* **EXERCISE TASK**:
For the entries below, how many lines include the word "thanh"? Give the figure and nothing more.

··· SUPPLIED ENTRIES ···

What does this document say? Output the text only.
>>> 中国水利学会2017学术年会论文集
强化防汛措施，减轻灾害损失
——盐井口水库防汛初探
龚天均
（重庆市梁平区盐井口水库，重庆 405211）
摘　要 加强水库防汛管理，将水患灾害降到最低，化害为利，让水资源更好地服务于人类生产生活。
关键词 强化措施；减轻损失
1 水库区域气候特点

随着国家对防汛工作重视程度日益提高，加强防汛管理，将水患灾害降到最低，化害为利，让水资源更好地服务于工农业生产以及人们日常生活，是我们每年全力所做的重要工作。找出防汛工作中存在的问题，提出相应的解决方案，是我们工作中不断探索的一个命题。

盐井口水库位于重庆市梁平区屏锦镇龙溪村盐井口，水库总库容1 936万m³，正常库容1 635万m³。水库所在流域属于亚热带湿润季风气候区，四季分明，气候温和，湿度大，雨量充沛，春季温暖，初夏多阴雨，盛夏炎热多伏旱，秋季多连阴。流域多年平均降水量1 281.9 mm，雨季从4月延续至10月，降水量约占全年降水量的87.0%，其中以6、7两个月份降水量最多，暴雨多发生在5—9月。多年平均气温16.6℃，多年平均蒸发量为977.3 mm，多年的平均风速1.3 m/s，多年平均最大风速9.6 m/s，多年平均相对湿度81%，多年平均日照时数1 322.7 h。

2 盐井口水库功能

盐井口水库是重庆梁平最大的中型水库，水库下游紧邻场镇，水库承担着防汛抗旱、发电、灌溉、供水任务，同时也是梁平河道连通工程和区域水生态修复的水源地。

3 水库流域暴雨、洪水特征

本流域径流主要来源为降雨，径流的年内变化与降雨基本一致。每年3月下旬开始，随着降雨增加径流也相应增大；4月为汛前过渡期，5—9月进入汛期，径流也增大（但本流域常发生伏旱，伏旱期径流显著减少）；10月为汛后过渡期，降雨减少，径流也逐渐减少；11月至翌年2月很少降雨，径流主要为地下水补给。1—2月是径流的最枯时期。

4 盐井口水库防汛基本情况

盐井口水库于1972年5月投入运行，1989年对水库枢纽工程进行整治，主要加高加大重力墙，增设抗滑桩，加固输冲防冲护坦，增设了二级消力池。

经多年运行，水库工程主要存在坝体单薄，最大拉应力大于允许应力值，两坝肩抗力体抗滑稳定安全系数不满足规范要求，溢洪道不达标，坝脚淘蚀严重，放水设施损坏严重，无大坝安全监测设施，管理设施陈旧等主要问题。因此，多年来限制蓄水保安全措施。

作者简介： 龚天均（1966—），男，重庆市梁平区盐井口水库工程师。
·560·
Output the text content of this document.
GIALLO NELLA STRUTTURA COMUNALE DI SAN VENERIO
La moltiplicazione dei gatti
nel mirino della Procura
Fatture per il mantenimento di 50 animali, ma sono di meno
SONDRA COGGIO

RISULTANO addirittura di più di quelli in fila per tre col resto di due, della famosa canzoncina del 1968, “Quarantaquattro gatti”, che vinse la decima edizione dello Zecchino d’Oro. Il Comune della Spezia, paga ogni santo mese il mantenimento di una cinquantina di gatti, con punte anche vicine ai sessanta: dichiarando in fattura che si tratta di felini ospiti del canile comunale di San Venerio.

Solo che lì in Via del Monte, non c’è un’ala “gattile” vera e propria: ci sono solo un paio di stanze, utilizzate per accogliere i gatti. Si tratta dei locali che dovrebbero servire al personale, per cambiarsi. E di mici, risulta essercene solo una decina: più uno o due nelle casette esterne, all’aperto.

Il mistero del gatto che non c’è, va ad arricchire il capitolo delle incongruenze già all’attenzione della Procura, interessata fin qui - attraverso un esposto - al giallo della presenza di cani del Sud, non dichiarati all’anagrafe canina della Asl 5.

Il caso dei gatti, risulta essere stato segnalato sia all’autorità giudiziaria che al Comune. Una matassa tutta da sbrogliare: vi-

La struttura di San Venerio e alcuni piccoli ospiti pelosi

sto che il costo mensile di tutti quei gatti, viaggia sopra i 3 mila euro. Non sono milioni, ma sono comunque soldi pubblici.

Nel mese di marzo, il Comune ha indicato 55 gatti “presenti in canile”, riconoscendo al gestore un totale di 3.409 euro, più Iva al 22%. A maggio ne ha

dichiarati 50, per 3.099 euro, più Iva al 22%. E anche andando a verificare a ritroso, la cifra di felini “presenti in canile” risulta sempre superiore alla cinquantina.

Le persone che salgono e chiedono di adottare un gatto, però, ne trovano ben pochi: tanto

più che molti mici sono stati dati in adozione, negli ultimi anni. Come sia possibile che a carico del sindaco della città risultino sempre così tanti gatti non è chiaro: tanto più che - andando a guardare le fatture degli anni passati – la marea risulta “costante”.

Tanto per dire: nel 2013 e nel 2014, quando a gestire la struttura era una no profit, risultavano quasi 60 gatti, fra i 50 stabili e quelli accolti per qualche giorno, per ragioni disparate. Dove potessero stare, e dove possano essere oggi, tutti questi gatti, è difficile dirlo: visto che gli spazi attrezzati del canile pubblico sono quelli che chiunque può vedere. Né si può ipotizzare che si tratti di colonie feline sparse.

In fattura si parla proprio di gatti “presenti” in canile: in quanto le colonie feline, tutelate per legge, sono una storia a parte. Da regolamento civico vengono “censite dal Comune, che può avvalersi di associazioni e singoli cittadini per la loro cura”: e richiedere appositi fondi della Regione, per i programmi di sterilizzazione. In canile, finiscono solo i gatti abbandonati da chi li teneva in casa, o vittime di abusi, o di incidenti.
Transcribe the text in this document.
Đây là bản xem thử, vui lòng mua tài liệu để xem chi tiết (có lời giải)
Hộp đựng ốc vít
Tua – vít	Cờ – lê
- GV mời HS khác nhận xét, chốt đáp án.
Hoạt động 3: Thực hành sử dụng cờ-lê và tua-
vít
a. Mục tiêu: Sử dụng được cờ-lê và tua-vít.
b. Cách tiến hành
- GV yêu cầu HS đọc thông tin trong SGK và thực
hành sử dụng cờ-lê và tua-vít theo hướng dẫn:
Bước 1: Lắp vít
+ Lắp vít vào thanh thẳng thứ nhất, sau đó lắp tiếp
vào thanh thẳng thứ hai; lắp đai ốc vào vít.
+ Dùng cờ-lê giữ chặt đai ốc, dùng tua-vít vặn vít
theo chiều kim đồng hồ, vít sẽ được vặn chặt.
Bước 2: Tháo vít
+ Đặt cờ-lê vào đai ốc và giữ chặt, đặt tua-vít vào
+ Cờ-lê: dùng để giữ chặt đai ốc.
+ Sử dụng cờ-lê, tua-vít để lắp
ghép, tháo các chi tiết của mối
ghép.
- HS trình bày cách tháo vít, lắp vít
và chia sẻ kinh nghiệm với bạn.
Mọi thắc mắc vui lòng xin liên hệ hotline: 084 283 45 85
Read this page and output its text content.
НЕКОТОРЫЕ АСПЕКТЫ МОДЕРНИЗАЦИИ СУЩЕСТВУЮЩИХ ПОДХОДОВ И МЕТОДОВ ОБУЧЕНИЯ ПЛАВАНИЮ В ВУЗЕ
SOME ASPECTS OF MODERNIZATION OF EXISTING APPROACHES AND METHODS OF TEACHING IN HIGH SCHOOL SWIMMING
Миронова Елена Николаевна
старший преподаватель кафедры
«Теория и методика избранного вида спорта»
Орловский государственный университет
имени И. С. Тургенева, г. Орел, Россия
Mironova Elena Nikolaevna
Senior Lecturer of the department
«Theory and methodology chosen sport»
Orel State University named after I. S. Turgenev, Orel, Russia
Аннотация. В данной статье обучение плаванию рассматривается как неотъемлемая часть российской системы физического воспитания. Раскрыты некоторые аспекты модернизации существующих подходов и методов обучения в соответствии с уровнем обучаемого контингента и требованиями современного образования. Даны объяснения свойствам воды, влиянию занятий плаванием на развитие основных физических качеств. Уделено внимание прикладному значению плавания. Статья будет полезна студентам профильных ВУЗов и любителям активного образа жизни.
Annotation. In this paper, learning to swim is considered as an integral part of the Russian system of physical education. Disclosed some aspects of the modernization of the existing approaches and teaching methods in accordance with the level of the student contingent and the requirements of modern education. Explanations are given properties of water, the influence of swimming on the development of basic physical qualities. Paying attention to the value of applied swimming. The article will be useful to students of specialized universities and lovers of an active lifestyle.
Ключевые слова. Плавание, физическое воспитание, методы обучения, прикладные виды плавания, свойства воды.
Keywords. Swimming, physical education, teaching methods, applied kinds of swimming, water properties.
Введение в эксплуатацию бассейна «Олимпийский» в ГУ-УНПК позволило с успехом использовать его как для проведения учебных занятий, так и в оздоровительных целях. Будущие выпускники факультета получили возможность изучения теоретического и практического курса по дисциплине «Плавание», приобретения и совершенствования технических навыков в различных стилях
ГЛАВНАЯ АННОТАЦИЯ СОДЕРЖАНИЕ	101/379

···

* **CORRECT RESULT**:
2